Layout records:
------------------------------------------------------------------------

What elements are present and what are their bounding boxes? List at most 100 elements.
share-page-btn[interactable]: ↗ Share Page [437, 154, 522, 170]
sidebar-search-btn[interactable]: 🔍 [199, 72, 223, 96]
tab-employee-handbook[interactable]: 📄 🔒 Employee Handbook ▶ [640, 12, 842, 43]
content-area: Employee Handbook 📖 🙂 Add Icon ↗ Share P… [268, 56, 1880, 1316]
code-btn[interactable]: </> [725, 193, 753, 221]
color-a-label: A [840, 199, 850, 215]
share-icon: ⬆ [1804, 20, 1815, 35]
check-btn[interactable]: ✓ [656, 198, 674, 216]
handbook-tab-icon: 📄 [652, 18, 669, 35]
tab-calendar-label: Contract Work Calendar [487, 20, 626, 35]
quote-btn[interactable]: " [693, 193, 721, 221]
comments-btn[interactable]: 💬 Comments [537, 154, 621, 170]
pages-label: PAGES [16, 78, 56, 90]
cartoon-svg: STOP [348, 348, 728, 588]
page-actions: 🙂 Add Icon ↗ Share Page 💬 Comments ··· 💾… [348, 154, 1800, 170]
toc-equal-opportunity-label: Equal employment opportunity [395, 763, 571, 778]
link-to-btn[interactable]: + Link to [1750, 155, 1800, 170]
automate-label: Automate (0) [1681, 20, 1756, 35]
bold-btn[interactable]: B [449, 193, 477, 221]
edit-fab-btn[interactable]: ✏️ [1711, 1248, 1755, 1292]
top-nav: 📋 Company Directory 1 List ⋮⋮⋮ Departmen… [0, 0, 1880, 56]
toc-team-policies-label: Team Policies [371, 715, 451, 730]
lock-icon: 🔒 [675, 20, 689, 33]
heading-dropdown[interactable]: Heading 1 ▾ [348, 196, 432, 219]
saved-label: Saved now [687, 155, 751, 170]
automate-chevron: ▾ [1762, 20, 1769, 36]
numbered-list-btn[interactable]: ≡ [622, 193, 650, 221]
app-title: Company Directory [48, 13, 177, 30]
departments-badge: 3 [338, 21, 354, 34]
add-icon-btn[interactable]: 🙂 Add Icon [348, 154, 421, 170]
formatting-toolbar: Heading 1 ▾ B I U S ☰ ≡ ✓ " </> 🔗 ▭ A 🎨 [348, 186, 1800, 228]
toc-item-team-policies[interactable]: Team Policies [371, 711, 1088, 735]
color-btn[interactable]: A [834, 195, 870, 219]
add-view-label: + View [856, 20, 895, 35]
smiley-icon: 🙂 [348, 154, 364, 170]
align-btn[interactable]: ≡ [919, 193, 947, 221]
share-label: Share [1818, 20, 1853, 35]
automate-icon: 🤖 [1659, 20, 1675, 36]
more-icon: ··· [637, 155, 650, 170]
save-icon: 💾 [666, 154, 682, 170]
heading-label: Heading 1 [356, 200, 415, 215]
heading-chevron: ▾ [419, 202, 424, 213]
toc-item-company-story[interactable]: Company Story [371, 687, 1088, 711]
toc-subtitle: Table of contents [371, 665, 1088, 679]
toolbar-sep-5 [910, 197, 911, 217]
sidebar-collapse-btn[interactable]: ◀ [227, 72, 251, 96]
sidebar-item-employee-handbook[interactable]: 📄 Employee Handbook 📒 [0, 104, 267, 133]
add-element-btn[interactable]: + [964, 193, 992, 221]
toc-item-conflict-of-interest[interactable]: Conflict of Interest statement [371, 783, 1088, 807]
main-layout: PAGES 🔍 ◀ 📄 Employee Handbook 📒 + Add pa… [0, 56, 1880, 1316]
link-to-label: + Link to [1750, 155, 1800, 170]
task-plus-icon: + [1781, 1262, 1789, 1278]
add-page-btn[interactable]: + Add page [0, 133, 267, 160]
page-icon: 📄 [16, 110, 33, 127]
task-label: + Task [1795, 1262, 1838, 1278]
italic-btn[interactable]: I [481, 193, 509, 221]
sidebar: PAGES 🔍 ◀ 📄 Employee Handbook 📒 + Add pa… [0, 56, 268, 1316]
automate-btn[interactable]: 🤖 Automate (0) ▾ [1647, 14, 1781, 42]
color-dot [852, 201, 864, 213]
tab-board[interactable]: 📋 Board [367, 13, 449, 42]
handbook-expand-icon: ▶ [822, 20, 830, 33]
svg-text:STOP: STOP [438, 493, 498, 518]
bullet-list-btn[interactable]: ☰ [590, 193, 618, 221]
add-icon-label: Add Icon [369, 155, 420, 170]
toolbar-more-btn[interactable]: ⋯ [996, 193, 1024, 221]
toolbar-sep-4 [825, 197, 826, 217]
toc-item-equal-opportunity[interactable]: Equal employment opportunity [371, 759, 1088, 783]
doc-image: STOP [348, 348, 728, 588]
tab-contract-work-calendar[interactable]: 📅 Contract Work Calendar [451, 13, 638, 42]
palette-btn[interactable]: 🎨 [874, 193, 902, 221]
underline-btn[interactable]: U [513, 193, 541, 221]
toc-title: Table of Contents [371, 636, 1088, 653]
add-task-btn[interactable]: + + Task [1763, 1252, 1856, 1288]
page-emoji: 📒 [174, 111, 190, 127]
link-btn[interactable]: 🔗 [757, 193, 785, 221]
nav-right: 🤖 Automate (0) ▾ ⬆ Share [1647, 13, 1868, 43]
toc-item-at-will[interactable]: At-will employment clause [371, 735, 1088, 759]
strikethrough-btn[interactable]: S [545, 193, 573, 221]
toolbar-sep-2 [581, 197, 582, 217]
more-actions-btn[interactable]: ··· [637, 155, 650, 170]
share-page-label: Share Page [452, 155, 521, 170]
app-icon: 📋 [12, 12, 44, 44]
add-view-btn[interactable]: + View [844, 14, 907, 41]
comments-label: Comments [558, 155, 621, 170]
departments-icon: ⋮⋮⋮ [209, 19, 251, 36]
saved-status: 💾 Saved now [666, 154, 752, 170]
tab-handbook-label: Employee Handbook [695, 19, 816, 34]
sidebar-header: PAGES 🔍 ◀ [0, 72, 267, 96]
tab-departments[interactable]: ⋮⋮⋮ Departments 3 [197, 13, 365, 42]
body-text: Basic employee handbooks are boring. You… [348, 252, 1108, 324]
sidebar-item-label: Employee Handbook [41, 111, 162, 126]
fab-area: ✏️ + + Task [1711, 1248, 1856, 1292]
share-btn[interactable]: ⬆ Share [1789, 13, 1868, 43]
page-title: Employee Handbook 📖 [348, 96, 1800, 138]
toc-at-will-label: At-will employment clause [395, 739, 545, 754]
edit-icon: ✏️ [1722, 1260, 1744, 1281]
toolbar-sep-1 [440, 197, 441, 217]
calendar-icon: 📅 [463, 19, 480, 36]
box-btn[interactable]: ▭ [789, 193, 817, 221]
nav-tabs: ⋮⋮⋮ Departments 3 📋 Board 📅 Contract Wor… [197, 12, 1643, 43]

------------------------------------------------------------------------

▶ **Challenge**
Format every line of the records above as a Markdown table with the columns Row and Line, omitting blank lines.

▶ **Response to the task**
| Row | Line |
|---|---|
| 1 | What elements are present and what are their bounding boxes? List at most 100 elements. |
| 2 | share-page-btn[interactable]: ↗ Share Page [437, 154, 522, 170] |
| 3 | sidebar-search-btn[interactable]: 🔍 [199, 72, 223, 96] |
| 4 | tab-employee-handbook[interactable]: 📄 🔒 Employee Handbook ▶ [640, 12, 842, 43] |
| 5 | content-area: Employee Handbook 📖 🙂 Add Icon ↗ Share P… [268, 56, 1880, 1316] |
| 6 | code-btn[interactable]: </> [725, 193, 753, 221] |
| 7 | color-a-label: A [840, 199, 850, 215] |
| 8 | share-icon: ⬆ [1804, 20, 1815, 35] |
| 9 | check-btn[interactable]: ✓ [656, 198, 674, 216] |
| 10 | handbook-tab-icon: 📄 [652, 18, 669, 35] |
| 11 | tab-calendar-label: Contract Work Calendar [487, 20, 626, 35] |
| 12 | quote-btn[interactable]: " [693, 193, 721, 221] |
| 13 | comments-btn[interactable]: 💬 Comments [537, 154, 621, 170] |
| 14 | pages-label: PAGES [16, 78, 56, 90] |
| 15 | cartoon-svg: STOP [348, 348, 728, 588] |
| 16 | page-actions: 🙂 Add Icon ↗ Share Page 💬 Comments ··· 💾… [348, 154, 1800, 170] |
| 17 | toc-equal-opportunity-label: Equal employment opportunity [395, 763, 571, 778] |
| 18 | link-to-btn[interactable]: + Link to [1750, 155, 1800, 170] |
| 19 | automate-label: Automate (0) [1681, 20, 1756, 35] |
| 20 | bold-btn[interactable]: B [449, 193, 477, 221] |
| 21 | edit-fab-btn[interactable]: ✏️ [1711, 1248, 1755, 1292] |
| 22 | top-nav: 📋 Company Directory 1 List ⋮⋮⋮ Departmen… [0, 0, 1880, 56] |
| 23 | toc-team-policies-label: Team Policies [371, 715, 451, 730] |
| 24 | lock-icon: 🔒 [675, 20, 689, 33] |
| 25 | heading-dropdown[interactable]: Heading 1 ▾ [348, 196, 432, 219] |
| 26 | saved-label: Saved now [687, 155, 751, 170] |
| 27 | automate-chevron: ▾ [1762, 20, 1769, 36] |
| 28 | numbered-list-btn[interactable]: ≡ [622, 193, 650, 221] |
| 29 | app-title: Company Directory [48, 13, 177, 30] |
| 30 | departments-badge: 3 [338, 21, 354, 34] |
| 31 | add-icon-btn[interactable]: 🙂 Add Icon [348, 154, 421, 170] |
| 32 | formatting-toolbar: Heading 1 ▾ B I U S ☰ ≡ ✓ " </> 🔗 ▭ A 🎨 [348, 186, 1800, 228] |
| 33 | toc-item-team-policies[interactable]: Team Policies [371, 711, 1088, 735] |
| 34 | color-btn[interactable]: A [834, 195, 870, 219] |
| 35 | add-view-label: + View [856, 20, 895, 35] |
| 36 | smiley-icon: 🙂 [348, 154, 364, 170] |
| 37 | align-btn[interactable]: ≡ [919, 193, 947, 221] |
| 38 | share-label: Share [1818, 20, 1853, 35] |
| 39 | automate-icon: 🤖 [1659, 20, 1675, 36] |
| 40 | more-icon: ··· [637, 155, 650, 170] |
| 41 | save-icon: 💾 [666, 154, 682, 170] |
| 42 | heading-label: Heading 1 [356, 200, 415, 215] |
| 43 | heading-chevron: ▾ [419, 202, 424, 213] |
| 44 | toc-item-company-story[interactable]: Company Story [371, 687, 1088, 711] |
| 45 | toc-subtitle: Table of contents [371, 665, 1088, 679] |
| 46 | toolbar-sep-5 [910, 197, 911, 217] |
| 47 | sidebar-collapse-btn[interactable]: ◀ [227, 72, 251, 96] |
| 48 | sidebar-item-employee-handbook[interactable]: 📄 Employee Handbook 📒 [0, 104, 267, 133] |
| 49 | add-element-btn[interactable]: + [964, 193, 992, 221] |
| 50 | toc-item-conflict-of-interest[interactable]: Conflict of Interest statement [371, 783, 1088, 807] |
| 51 | main-layout: PAGES 🔍 ◀ 📄 Employee Handbook 📒 + Add pa… [0, 56, 1880, 1316] |
| 52 | link-to-label: + Link to [1750, 155, 1800, 170] |
| 53 | task-plus-icon: + [1781, 1262, 1789, 1278] |
| 54 | add-page-btn[interactable]: + Add page [0, 133, 267, 160] |
| 55 | page-icon: 📄 [16, 110, 33, 127] |
| 56 | task-label: + Task [1795, 1262, 1838, 1278] |
| 57 | italic-btn[interactable]: I [481, 193, 509, 221] |
| 58 | sidebar: PAGES 🔍 ◀ 📄 Employee Handbook 📒 + Add pa… [0, 56, 268, 1316] |
| 59 | automate-btn[interactable]: 🤖 Automate (0) ▾ [1647, 14, 1781, 42] |
| 60 | color-dot [852, 201, 864, 213] |
| 61 | tab-board[interactable]: 📋 Board [367, 13, 449, 42] |
| 62 | handbook-expand-icon: ▶ [822, 20, 830, 33] |
| 63 | svg-text:STOP: STOP [438, 493, 498, 518] |
| 64 | bullet-list-btn[interactable]: ☰ [590, 193, 618, 221] |
| 65 | add-icon-label: Add Icon [369, 155, 420, 170] |
| 66 | toolbar-more-btn[interactable]: ⋯ [996, 193, 1024, 221] |
| 67 | toolbar-sep-4 [825, 197, 826, 217] |
| 68 | toc-item-equal-opportunity[interactable]: Equal employment opportunity [371, 759, 1088, 783] |
| 69 | doc-image: STOP [348, 348, 728, 588] |
| 70 | tab-contract-work-calendar[interactable]: 📅 Contract Work Calendar [451, 13, 638, 42] |
| 71 | palette-btn[interactable]: 🎨 [874, 193, 902, 221] |
| 72 | underline-btn[interactable]: U [513, 193, 541, 221] |
| 73 | toc-title: Table of Contents [371, 636, 1088, 653] |
| 74 | add-task-btn[interactable]: + + Task [1763, 1252, 1856, 1288] |
| 75 | page-emoji: 📒 [174, 111, 190, 127] |
| 76 | link-btn[interactable]: 🔗 [757, 193, 785, 221] |
| 77 | nav-right: 🤖 Automate (0) ▾ ⬆ Share [1647, 13, 1868, 43] |
| 78 | toc-item-at-will[interactable]: At-will employment clause [371, 735, 1088, 759] |
| 79 | strikethrough-btn[interactable]: S [545, 193, 573, 221] |
| 80 | toolbar-sep-2 [581, 197, 582, 217] |
| 81 | more-actions-btn[interactable]: ··· [637, 155, 650, 170] |
| 82 | share-page-label: Share Page [452, 155, 521, 170] |
| 83 | app-icon: 📋 [12, 12, 44, 44] |
| 84 | add-view-btn[interactable]: + View [844, 14, 907, 41] |
| 85 | comments-label: Comments [558, 155, 621, 170] |
| 86 | departments-icon: ⋮⋮⋮ [209, 19, 251, 36] |
| 87 | saved-status: 💾 Saved now [666, 154, 752, 170] |
| 88 | tab-handbook-label: Employee Handbook [695, 19, 816, 34] |
| 89 | sidebar-header: PAGES 🔍 ◀ [0, 72, 267, 96] |
| 90 | tab-departments[interactable]: ⋮⋮⋮ Departments 3 [197, 13, 365, 42] |
| 91 | body-text: Basic employee handbooks are boring. You… [348, 252, 1108, 324] |
| 92 | sidebar-item-label: Employee Handbook [41, 111, 162, 126] |
| 93 | fab-area: ✏️ + + Task [1711, 1248, 1856, 1292] |
| 94 | share-btn[interactable]: ⬆ Share [1789, 13, 1868, 43] |
| 95 | page-title: Employee Handbook 📖 [348, 96, 1800, 138] |
| 96 | toc-at-will-label: At-will employment clause [395, 739, 545, 754] |
| 97 | edit-icon: ✏️ [1722, 1260, 1744, 1281] |
| 98 | toolbar-sep-1 [440, 197, 441, 217] |
| 99 | calendar-icon: 📅 [463, 19, 480, 36] |
| 100 | box-btn[interactable]: ▭ [789, 193, 817, 221] |
| 101 | nav-tabs: ⋮⋮⋮ Departments 3 📋 Board 📅 Contract Wor… [197, 12, 1643, 43] |